_Exercise brief_
Every record should be written out exactly, with the pictures left out.
[start]
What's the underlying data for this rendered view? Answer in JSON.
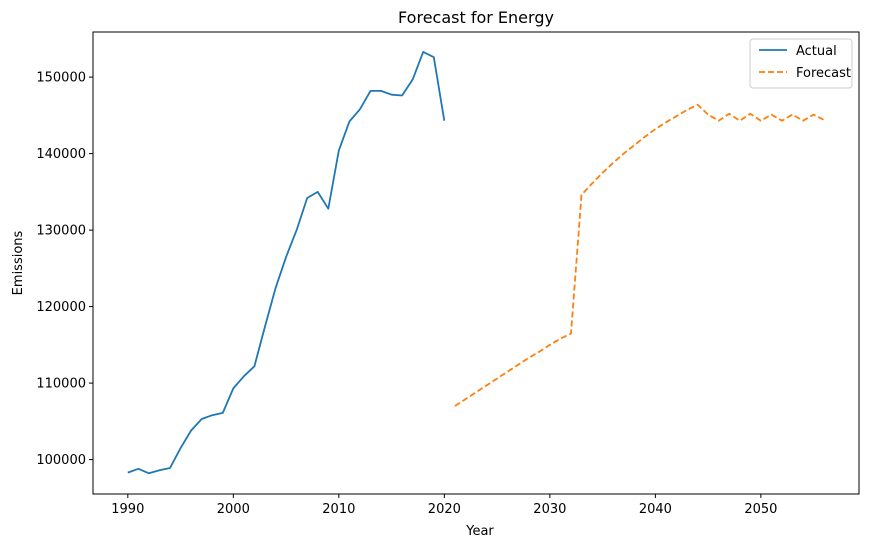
{
  "chart_data": {
    "type": "line",
    "title": "Forecast for Energy",
    "xlabel": "Year",
    "ylabel": "Emissions",
    "xlim": [
      1986.7,
      2059.3
    ],
    "ylim": [
      95500,
      155900
    ],
    "xticks": [
      1990,
      2000,
      2010,
      2020,
      2030,
      2040,
      2050
    ],
    "xtick_labels": [
      "1990",
      "2000",
      "2010",
      "2020",
      "2030",
      "2040",
      "2050"
    ],
    "yticks": [
      100000,
      110000,
      120000,
      130000,
      140000,
      150000
    ],
    "ytick_labels": [
      "100000",
      "110000",
      "120000",
      "130000",
      "140000",
      "150000"
    ],
    "grid": false,
    "legend": {
      "placement": "top-right"
    },
    "series": [
      {
        "name": "Actual",
        "color": "#1f77b4",
        "style": "solid",
        "x": [
          1990,
          1991,
          1992,
          1993,
          1994,
          1995,
          1996,
          1997,
          1998,
          1999,
          2000,
          2001,
          2002,
          2003,
          2004,
          2005,
          2006,
          2007,
          2008,
          2009,
          2010,
          2011,
          2012,
          2013,
          2014,
          2015,
          2016,
          2017,
          2018,
          2019,
          2020
        ],
        "y": [
          98300,
          98800,
          98200,
          98600,
          98900,
          101500,
          103800,
          105300,
          105800,
          106100,
          109300,
          110900,
          112200,
          117400,
          122400,
          126500,
          130000,
          134200,
          135000,
          132800,
          140400,
          144200,
          145800,
          148200,
          148200,
          147700,
          147600,
          149700,
          153300,
          152600,
          144300
        ]
      },
      {
        "name": "Forecast",
        "color": "#ff7f0e",
        "style": "dashed",
        "x": [
          2021,
          2022,
          2023,
          2024,
          2025,
          2026,
          2027,
          2028,
          2029,
          2030,
          2031,
          2032,
          2033,
          2034,
          2035,
          2036,
          2037,
          2038,
          2039,
          2040,
          2041,
          2042,
          2043,
          2044,
          2045,
          2046,
          2047,
          2048,
          2049,
          2050,
          2051,
          2052,
          2053,
          2054,
          2055,
          2056
        ],
        "y": [
          107000,
          107900,
          108800,
          109700,
          110600,
          111500,
          112400,
          113300,
          114100,
          115000,
          115800,
          116500,
          134600,
          136100,
          137500,
          138800,
          140000,
          141100,
          142200,
          143200,
          144100,
          144900,
          145700,
          146400,
          145100,
          144300,
          145200,
          144300,
          145200,
          144300,
          145100,
          144300,
          145100,
          144300,
          145100,
          144400
        ]
      }
    ]
  }
}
[end]
_Reply_
What's the underlying data for this rendered view? Answer in JSON.
{
  "chart_data": {
    "type": "line",
    "title": "Forecast for Energy",
    "xlabel": "Year",
    "ylabel": "Emissions",
    "xlim": [
      1986.7,
      2059.3
    ],
    "ylim": [
      95500,
      155900
    ],
    "xticks": [
      1990,
      2000,
      2010,
      2020,
      2030,
      2040,
      2050
    ],
    "xtick_labels": [
      "1990",
      "2000",
      "2010",
      "2020",
      "2030",
      "2040",
      "2050"
    ],
    "yticks": [
      100000,
      110000,
      120000,
      130000,
      140000,
      150000
    ],
    "ytick_labels": [
      "100000",
      "110000",
      "120000",
      "130000",
      "140000",
      "150000"
    ],
    "grid": false,
    "legend": {
      "placement": "top-right"
    },
    "series": [
      {
        "name": "Actual",
        "color": "#1f77b4",
        "style": "solid",
        "x": [
          1990,
          1991,
          1992,
          1993,
          1994,
          1995,
          1996,
          1997,
          1998,
          1999,
          2000,
          2001,
          2002,
          2003,
          2004,
          2005,
          2006,
          2007,
          2008,
          2009,
          2010,
          2011,
          2012,
          2013,
          2014,
          2015,
          2016,
          2017,
          2018,
          2019,
          2020
        ],
        "y": [
          98300,
          98800,
          98200,
          98600,
          98900,
          101500,
          103800,
          105300,
          105800,
          106100,
          109300,
          110900,
          112200,
          117400,
          122400,
          126500,
          130000,
          134200,
          135000,
          132800,
          140400,
          144200,
          145800,
          148200,
          148200,
          147700,
          147600,
          149700,
          153300,
          152600,
          144300
        ]
      },
      {
        "name": "Forecast",
        "color": "#ff7f0e",
        "style": "dashed",
        "x": [
          2021,
          2022,
          2023,
          2024,
          2025,
          2026,
          2027,
          2028,
          2029,
          2030,
          2031,
          2032,
          2033,
          2034,
          2035,
          2036,
          2037,
          2038,
          2039,
          2040,
          2041,
          2042,
          2043,
          2044,
          2045,
          2046,
          2047,
          2048,
          2049,
          2050,
          2051,
          2052,
          2053,
          2054,
          2055,
          2056
        ],
        "y": [
          107000,
          107900,
          108800,
          109700,
          110600,
          111500,
          112400,
          113300,
          114100,
          115000,
          115800,
          116500,
          134600,
          136100,
          137500,
          138800,
          140000,
          141100,
          142200,
          143200,
          144100,
          144900,
          145700,
          146400,
          145100,
          144300,
          145200,
          144300,
          145200,
          144300,
          145100,
          144300,
          145100,
          144300,
          145100,
          144400
        ]
      }
    ]
  }
}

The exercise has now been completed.